### RECORDS SHOWN
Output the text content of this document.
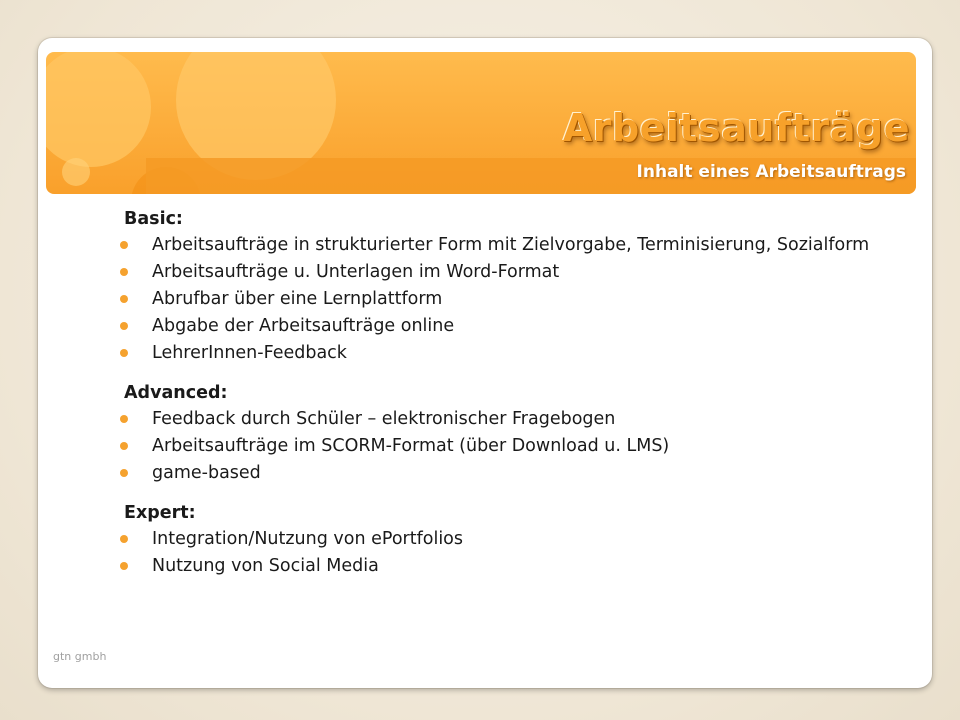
Arbeitsaufträge
Inhalt eines Arbeitsauftrags

Basic:

Arbeitsaufträge in strukturierter Form mit Zielvorgabe, Terminisierung, Sozialform
Arbeitsaufträge u. Unterlagen im Word-Format
Abrufbar über eine Lernplattform
Abgabe der Arbeitsaufträge online
LehrerInnen-Feedback

Advanced:

Feedback durch Schüler – elektronischer Fragebogen
Arbeitsaufträge im SCORM-Format (über Download u. LMS)
game-based

Expert:

Integration/Nutzung von ePortfolios
Nutzung von Social Media
gtn gmbh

### EXERCISE INSTRUCTIONS
Scan the data above; copy every line where "Feedback" appears.

### SOLUTION
LehrerInnen-Feedback
Feedback durch Schüler – elektronischer Fragebogen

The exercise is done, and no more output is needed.